[Items listed in a dataset]
◆ ◆ ◆ ◆ ◆ ◆ ◆
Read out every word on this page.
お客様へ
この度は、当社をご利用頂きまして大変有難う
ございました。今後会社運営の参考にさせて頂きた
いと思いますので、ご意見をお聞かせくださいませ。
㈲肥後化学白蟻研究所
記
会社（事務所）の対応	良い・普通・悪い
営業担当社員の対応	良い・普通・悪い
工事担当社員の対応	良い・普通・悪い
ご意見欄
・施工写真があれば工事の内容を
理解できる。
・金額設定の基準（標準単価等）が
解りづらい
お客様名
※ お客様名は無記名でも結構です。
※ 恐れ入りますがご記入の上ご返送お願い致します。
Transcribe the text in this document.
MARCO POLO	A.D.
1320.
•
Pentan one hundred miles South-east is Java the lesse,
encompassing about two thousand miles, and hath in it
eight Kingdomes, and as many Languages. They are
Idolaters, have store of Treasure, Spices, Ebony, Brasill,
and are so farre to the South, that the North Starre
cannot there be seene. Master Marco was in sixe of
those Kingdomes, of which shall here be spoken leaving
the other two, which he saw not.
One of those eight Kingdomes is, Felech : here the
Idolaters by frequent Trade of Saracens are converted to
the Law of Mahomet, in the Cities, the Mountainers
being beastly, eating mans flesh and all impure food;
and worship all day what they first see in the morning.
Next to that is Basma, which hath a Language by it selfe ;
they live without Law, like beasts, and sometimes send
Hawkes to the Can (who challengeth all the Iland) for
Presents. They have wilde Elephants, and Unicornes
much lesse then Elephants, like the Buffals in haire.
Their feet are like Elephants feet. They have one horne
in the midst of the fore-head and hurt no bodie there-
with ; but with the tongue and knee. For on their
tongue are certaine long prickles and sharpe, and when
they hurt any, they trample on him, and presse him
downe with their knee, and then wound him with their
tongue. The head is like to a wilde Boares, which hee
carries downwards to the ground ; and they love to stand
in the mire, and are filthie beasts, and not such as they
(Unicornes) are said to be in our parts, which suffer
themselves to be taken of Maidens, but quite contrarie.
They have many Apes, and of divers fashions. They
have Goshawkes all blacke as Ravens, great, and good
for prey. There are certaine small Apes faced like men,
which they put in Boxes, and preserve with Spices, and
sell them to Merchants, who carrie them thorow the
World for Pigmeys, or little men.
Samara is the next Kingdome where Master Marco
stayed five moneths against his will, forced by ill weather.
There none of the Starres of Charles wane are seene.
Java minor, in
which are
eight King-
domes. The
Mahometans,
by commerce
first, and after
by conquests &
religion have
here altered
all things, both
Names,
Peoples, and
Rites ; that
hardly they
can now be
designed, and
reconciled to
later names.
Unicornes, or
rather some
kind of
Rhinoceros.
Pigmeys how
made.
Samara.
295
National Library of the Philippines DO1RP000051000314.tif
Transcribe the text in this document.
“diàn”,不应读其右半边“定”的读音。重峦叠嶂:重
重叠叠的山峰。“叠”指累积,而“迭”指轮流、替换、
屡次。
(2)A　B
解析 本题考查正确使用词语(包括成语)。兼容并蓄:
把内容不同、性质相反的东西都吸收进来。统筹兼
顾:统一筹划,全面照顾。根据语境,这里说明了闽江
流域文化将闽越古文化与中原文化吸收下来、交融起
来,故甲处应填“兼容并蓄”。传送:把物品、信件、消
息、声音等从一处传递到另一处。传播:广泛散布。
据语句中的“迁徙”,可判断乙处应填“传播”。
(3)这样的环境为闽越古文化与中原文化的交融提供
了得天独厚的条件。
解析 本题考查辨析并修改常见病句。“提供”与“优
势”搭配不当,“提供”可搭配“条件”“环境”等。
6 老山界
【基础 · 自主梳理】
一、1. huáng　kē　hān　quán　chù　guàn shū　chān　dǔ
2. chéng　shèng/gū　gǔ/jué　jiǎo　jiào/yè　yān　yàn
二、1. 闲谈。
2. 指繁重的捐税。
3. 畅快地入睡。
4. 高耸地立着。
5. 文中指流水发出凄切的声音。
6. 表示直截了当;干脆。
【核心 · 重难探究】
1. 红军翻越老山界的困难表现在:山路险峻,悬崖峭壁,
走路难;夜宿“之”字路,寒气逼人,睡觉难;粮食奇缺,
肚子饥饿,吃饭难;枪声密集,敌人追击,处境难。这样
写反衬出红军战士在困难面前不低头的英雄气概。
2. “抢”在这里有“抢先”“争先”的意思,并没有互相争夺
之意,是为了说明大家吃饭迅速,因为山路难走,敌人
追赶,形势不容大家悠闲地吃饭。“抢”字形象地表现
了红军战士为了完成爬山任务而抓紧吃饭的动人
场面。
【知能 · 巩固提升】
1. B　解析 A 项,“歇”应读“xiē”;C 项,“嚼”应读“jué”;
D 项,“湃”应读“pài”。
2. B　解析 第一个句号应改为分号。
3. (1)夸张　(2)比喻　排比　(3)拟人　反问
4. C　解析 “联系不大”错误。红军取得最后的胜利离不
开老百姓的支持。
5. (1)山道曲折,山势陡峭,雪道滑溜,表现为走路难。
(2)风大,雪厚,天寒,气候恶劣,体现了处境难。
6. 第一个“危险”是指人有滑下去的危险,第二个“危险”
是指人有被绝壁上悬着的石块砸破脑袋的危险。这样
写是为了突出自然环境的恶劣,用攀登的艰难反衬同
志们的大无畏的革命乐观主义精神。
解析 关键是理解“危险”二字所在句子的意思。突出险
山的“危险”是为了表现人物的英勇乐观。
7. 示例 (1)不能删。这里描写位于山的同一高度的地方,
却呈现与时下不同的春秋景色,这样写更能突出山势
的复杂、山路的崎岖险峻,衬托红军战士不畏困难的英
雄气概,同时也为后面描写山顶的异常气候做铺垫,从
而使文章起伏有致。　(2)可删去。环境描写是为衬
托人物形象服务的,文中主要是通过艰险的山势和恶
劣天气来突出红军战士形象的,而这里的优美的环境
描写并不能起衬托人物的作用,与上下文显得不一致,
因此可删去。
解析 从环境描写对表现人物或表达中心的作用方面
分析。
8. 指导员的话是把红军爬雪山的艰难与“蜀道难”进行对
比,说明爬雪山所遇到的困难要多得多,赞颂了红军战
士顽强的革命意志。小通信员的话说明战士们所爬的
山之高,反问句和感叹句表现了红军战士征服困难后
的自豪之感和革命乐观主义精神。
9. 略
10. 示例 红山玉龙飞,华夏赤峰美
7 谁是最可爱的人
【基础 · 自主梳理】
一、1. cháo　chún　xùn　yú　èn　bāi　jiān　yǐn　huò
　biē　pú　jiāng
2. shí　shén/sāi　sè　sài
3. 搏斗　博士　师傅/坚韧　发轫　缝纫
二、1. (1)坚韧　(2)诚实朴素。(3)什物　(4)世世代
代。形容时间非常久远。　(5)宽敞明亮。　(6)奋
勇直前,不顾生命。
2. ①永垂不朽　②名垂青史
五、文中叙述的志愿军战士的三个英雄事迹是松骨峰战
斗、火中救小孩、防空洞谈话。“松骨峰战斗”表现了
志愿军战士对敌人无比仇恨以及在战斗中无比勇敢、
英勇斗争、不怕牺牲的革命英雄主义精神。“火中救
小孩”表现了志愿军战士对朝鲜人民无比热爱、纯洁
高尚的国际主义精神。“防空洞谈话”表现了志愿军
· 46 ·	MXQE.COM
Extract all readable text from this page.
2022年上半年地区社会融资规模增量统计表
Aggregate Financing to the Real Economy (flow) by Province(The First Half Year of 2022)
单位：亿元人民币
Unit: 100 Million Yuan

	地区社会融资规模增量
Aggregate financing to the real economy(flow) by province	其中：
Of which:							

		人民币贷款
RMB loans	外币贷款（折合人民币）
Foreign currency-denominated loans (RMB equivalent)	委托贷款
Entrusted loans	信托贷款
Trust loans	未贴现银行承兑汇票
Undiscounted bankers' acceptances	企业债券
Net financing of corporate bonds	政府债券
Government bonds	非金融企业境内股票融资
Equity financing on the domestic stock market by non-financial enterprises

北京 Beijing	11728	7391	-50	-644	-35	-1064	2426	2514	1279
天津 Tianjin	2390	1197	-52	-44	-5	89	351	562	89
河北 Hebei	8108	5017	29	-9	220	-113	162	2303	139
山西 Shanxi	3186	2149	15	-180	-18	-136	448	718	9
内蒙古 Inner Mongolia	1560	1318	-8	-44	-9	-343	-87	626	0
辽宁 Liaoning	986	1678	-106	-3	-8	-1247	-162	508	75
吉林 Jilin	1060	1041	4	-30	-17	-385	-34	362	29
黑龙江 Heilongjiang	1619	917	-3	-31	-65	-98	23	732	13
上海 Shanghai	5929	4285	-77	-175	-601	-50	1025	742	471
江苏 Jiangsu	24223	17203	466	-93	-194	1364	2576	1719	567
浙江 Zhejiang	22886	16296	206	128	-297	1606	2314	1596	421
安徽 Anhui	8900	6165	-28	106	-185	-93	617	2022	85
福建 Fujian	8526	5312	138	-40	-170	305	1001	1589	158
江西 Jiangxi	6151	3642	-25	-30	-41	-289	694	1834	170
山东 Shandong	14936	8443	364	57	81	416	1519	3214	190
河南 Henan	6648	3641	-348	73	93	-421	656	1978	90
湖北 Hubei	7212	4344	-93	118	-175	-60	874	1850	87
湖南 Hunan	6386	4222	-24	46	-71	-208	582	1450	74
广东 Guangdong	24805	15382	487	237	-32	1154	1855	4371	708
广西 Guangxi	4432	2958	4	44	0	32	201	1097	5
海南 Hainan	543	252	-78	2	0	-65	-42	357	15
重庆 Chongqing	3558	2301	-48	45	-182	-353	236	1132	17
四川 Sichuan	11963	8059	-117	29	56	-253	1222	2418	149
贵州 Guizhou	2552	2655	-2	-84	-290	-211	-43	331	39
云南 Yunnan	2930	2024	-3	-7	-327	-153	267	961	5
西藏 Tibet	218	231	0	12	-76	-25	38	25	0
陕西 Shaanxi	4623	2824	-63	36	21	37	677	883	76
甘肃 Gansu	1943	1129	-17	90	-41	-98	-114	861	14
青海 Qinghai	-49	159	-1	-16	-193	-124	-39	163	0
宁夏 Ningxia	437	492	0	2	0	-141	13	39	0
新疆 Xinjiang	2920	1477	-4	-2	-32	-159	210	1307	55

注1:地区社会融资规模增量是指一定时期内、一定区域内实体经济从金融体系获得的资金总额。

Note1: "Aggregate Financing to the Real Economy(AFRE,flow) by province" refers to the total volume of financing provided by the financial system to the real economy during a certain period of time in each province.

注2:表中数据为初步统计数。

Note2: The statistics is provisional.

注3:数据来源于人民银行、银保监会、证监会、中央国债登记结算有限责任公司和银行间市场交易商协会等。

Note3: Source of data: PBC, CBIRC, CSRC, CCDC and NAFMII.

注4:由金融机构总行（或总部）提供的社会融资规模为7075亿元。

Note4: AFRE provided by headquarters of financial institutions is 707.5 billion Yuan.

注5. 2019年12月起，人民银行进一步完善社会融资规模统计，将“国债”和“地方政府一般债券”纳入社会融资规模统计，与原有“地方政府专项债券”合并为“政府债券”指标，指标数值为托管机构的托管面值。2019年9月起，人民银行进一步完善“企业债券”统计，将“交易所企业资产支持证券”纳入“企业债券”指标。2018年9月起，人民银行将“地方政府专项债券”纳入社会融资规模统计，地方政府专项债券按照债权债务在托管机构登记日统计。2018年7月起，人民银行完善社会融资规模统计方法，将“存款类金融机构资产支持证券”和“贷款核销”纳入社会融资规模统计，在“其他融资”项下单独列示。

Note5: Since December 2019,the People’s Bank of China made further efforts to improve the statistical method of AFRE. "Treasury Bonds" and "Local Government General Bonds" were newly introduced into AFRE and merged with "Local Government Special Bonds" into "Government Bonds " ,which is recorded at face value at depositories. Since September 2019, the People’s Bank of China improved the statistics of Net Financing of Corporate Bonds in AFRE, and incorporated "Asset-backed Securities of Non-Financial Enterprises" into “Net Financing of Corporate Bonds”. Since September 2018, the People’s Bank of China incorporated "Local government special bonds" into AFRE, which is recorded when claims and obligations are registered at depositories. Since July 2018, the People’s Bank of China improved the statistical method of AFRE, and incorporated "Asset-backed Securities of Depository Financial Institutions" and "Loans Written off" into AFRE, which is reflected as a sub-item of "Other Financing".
◆ ◆ ◆ ◆ ◆ ◆ ◆
* **YOUR GOAL**
Tally the lines of the listing in which the word "have" occurs, and state the total alone.

* **RESULT FOR THIS EXERCISE**
6